**Directive:** Show each line from the listing that includes the word "title".

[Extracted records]
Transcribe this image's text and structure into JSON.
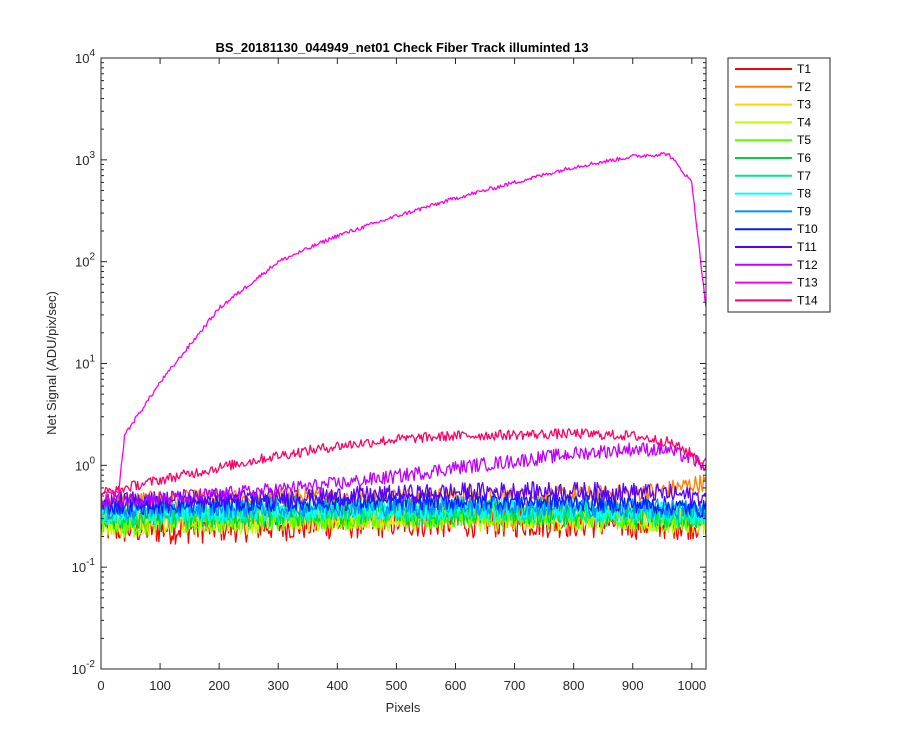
{
  "chart_data": {
    "type": "line",
    "title": "BS_20181130_044949_net01   Check Fiber     Track illuminted 13",
    "xlabel": "Pixels",
    "ylabel": "Net Signal (ADU/pix/sec)",
    "xlim": [
      0,
      1024
    ],
    "ylim": [
      0.01,
      10000
    ],
    "yscale": "log",
    "grid": false,
    "legend_position": "outside-top-right",
    "x_ticks": [
      "0",
      "100",
      "200",
      "300",
      "400",
      "500",
      "600",
      "700",
      "800",
      "900",
      "1000"
    ],
    "x_tick_values": [
      0,
      100,
      200,
      300,
      400,
      500,
      600,
      700,
      800,
      900,
      1000
    ],
    "y_ticks": [
      {
        "base": "10",
        "exp": "-2",
        "value": 0.01
      },
      {
        "base": "10",
        "exp": "-1",
        "value": 0.1
      },
      {
        "base": "10",
        "exp": "0",
        "value": 1
      },
      {
        "base": "10",
        "exp": "1",
        "value": 10
      },
      {
        "base": "10",
        "exp": "2",
        "value": 100
      },
      {
        "base": "10",
        "exp": "3",
        "value": 1000
      },
      {
        "base": "10",
        "exp": "4",
        "value": 10000
      }
    ],
    "x": [
      0,
      30,
      40,
      100,
      200,
      300,
      400,
      500,
      600,
      700,
      800,
      900,
      960,
      1000,
      1024
    ],
    "series": [
      {
        "name": "T1",
        "color": "#ff0000",
        "noise": 0.16,
        "values": [
          0.25,
          0.24,
          0.24,
          0.24,
          0.25,
          0.26,
          0.27,
          0.28,
          0.28,
          0.28,
          0.28,
          0.27,
          0.27,
          0.27,
          0.27
        ]
      },
      {
        "name": "T2",
        "color": "#ff7f00",
        "noise": 0.09,
        "values": [
          0.45,
          0.45,
          0.45,
          0.46,
          0.47,
          0.48,
          0.49,
          0.5,
          0.5,
          0.5,
          0.51,
          0.53,
          0.58,
          0.65,
          0.68
        ]
      },
      {
        "name": "T3",
        "color": "#ffd700",
        "noise": 0.13,
        "values": [
          0.3,
          0.3,
          0.3,
          0.3,
          0.31,
          0.32,
          0.32,
          0.33,
          0.33,
          0.33,
          0.33,
          0.32,
          0.31,
          0.3,
          0.3
        ]
      },
      {
        "name": "T4",
        "color": "#bfff00",
        "noise": 0.13,
        "values": [
          0.26,
          0.26,
          0.26,
          0.27,
          0.28,
          0.29,
          0.3,
          0.3,
          0.3,
          0.3,
          0.3,
          0.29,
          0.28,
          0.28,
          0.28
        ]
      },
      {
        "name": "T5",
        "color": "#55ff00",
        "noise": 0.12,
        "values": [
          0.27,
          0.27,
          0.27,
          0.28,
          0.29,
          0.3,
          0.31,
          0.31,
          0.31,
          0.31,
          0.31,
          0.3,
          0.29,
          0.29,
          0.29
        ]
      },
      {
        "name": "T6",
        "color": "#00d43a",
        "noise": 0.12,
        "values": [
          0.3,
          0.3,
          0.3,
          0.31,
          0.32,
          0.33,
          0.34,
          0.34,
          0.34,
          0.34,
          0.33,
          0.33,
          0.32,
          0.32,
          0.32
        ]
      },
      {
        "name": "T7",
        "color": "#00e6a0",
        "noise": 0.11,
        "values": [
          0.32,
          0.32,
          0.32,
          0.33,
          0.34,
          0.35,
          0.36,
          0.36,
          0.36,
          0.36,
          0.35,
          0.34,
          0.34,
          0.33,
          0.33
        ]
      },
      {
        "name": "T8",
        "color": "#00ffff",
        "noise": 0.11,
        "values": [
          0.33,
          0.33,
          0.33,
          0.34,
          0.35,
          0.36,
          0.37,
          0.37,
          0.37,
          0.37,
          0.36,
          0.35,
          0.35,
          0.34,
          0.34
        ]
      },
      {
        "name": "T9",
        "color": "#0090ff",
        "noise": 0.1,
        "values": [
          0.36,
          0.36,
          0.36,
          0.37,
          0.38,
          0.39,
          0.4,
          0.4,
          0.4,
          0.4,
          0.39,
          0.38,
          0.37,
          0.37,
          0.37
        ]
      },
      {
        "name": "T10",
        "color": "#0020ff",
        "noise": 0.09,
        "values": [
          0.4,
          0.4,
          0.4,
          0.41,
          0.42,
          0.43,
          0.44,
          0.44,
          0.45,
          0.45,
          0.44,
          0.42,
          0.4,
          0.38,
          0.37
        ]
      },
      {
        "name": "T11",
        "color": "#5a00ff",
        "noise": 0.09,
        "values": [
          0.45,
          0.45,
          0.45,
          0.46,
          0.47,
          0.48,
          0.5,
          0.52,
          0.55,
          0.56,
          0.56,
          0.55,
          0.53,
          0.5,
          0.48
        ]
      },
      {
        "name": "T12",
        "color": "#bf00ff",
        "noise": 0.07,
        "values": [
          0.45,
          0.45,
          0.46,
          0.48,
          0.52,
          0.58,
          0.66,
          0.78,
          0.95,
          1.1,
          1.3,
          1.45,
          1.42,
          1.15,
          1.0
        ]
      },
      {
        "name": "T13",
        "color": "#ff00e6",
        "noise": 0.02,
        "values": [
          0.52,
          0.55,
          2.0,
          6.5,
          35,
          100,
          180,
          280,
          420,
          600,
          850,
          1080,
          1150,
          600,
          35
        ]
      },
      {
        "name": "T14",
        "color": "#ff0066",
        "noise": 0.05,
        "values": [
          0.55,
          0.56,
          0.6,
          0.72,
          0.95,
          1.25,
          1.55,
          1.8,
          1.95,
          2.0,
          2.05,
          1.95,
          1.7,
          1.3,
          0.95
        ]
      }
    ]
  }
}
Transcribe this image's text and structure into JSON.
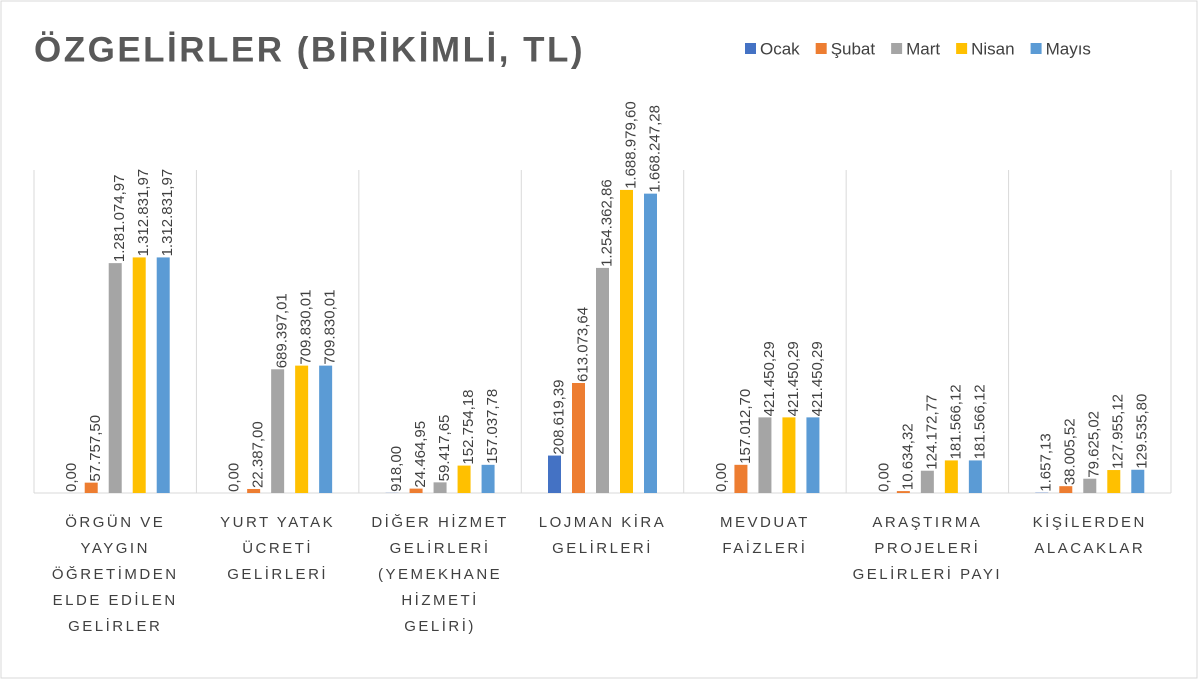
{
  "chart_data": {
    "type": "bar",
    "title": "ÖZGELİRLER (BİRİKİMLİ, TL)",
    "categories": [
      "ÖRGÜN VE YAYGIN ÖĞRETİMDEN ELDE EDİLEN GELİRLER",
      "YURT YATAK ÜCRETİ GELİRLERİ",
      "DİĞER HİZMET GELİRLERİ (YEMEKHANE HİZMETİ GELİRİ)",
      "LOJMAN KİRA GELİRLERİ",
      "MEVDUAT FAİZLERİ",
      "ARAŞTIRMA PROJELERİ GELİRLERİ PAYI",
      "KİŞİLERDEN ALACAKLAR"
    ],
    "series": [
      {
        "name": "Ocak",
        "color": "#4472c4",
        "values": [
          0,
          0,
          918,
          208619.39,
          0,
          0,
          1657.13
        ],
        "value_labels": [
          "0,00",
          "0,00",
          "918,00",
          "208.619,39",
          "0,00",
          "0,00",
          "1.657,13"
        ]
      },
      {
        "name": "Şubat",
        "color": "#ed7d31",
        "values": [
          57757.5,
          22387,
          24464.95,
          613073.64,
          157012.7,
          10634.32,
          38005.52
        ],
        "value_labels": [
          "57.757,50",
          "22.387,00",
          "24.464,95",
          "613.073,64",
          "157.012,70",
          "10.634,32",
          "38.005,52"
        ]
      },
      {
        "name": "Mart",
        "color": "#a5a5a5",
        "values": [
          1281074.97,
          689397.01,
          59417.65,
          1254362.86,
          421450.29,
          124172.77,
          79625.02
        ],
        "value_labels": [
          "1.281.074,97",
          "689.397,01",
          "59.417,65",
          "1.254.362,86",
          "421.450,29",
          "124.172,77",
          "79.625,02"
        ]
      },
      {
        "name": "Nisan",
        "color": "#ffc000",
        "values": [
          1312831.97,
          709830.01,
          152754.18,
          1688979.6,
          421450.29,
          181566.12,
          127955.12
        ],
        "value_labels": [
          "1.312.831,97",
          "709.830,01",
          "152.754,18",
          "1.688.979,60",
          "421.450,29",
          "181.566,12",
          "127.955,12"
        ]
      },
      {
        "name": "Mayıs",
        "color": "#5b9bd5",
        "values": [
          1312831.97,
          709830.01,
          157037.78,
          1668247.28,
          421450.29,
          181566.12,
          129535.8
        ],
        "value_labels": [
          "1.312.831,97",
          "709.830,01",
          "157.037,78",
          "1.668.247,28",
          "421.450,29",
          "181.566,12",
          "129.535,80"
        ]
      }
    ],
    "ylim": [
      0,
      1800000
    ],
    "legend": "top-right"
  }
}
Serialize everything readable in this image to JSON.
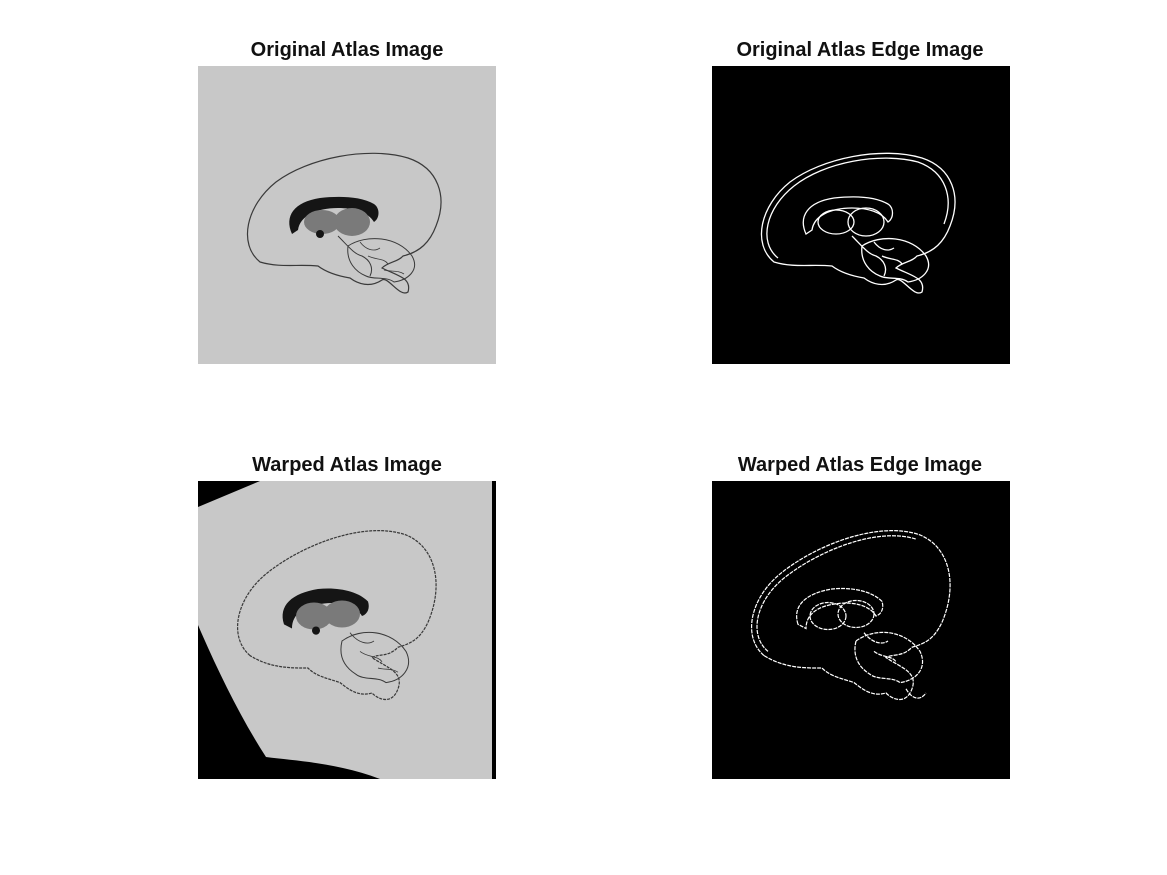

**Result for this exercise:**
    "title": "BS_20181130_044949_net01   Check Fiber     Track illuminted 13",
    "title": "ÖZGELİRLER (BİRİKİMLİ, TL)",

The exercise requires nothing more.